Supplied records:
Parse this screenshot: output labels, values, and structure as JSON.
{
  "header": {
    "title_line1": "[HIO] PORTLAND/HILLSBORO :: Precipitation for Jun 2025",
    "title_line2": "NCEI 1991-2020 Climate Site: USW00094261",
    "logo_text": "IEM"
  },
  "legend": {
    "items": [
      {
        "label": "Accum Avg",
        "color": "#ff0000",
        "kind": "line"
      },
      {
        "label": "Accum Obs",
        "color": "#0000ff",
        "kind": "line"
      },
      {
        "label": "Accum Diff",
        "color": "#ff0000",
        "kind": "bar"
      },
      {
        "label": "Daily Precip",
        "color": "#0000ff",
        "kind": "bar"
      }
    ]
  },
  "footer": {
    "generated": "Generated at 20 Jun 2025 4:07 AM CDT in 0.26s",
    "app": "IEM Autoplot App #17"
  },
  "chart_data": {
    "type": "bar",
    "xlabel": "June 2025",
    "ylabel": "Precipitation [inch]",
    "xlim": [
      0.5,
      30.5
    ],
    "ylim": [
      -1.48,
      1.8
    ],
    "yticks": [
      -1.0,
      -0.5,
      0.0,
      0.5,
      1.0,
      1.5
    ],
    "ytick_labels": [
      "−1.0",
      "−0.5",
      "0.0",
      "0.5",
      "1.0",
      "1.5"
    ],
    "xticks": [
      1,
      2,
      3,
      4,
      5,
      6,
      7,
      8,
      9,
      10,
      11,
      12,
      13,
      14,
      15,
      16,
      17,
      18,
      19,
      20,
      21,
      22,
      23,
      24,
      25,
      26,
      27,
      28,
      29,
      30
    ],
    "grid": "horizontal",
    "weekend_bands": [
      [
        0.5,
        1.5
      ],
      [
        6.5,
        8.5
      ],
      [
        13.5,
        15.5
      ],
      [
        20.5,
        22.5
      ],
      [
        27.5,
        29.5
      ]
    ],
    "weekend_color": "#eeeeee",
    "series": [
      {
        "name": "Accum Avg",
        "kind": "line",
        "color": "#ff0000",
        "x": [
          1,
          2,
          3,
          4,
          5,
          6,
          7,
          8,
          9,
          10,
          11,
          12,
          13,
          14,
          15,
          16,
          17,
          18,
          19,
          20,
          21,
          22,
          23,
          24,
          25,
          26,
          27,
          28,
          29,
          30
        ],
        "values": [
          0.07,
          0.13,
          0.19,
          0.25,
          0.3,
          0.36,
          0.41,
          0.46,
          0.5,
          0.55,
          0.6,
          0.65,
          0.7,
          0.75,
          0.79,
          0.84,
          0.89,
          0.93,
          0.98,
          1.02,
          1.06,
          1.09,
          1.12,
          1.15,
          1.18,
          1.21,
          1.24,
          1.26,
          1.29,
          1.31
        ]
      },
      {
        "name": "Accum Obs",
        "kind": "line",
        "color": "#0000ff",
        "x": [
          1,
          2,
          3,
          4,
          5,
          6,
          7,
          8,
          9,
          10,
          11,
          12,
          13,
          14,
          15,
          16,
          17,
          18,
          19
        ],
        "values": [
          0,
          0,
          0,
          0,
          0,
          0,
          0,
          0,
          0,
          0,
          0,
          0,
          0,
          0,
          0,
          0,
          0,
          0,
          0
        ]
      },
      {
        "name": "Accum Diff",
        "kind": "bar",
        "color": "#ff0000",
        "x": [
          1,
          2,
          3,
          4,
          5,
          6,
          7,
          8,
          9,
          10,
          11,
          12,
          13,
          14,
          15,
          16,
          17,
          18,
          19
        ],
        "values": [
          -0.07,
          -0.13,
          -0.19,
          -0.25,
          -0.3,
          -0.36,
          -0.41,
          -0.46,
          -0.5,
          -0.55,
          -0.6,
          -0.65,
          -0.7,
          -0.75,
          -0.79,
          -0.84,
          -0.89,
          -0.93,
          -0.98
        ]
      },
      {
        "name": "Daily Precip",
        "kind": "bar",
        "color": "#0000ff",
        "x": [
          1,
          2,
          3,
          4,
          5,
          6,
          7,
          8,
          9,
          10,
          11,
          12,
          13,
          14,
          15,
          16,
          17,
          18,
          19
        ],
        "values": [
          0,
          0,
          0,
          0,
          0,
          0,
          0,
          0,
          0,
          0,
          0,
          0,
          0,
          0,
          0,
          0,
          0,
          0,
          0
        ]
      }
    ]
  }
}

Instructions to follow: Gather every line from the entries above where the word "Precipitation" appears, and copy them.

Written reply:
    "title_line1": "[HIO] PORTLAND/HILLSBORO :: Precipitation for Jun 2025",
    "ylabel": "Precipitation [inch]",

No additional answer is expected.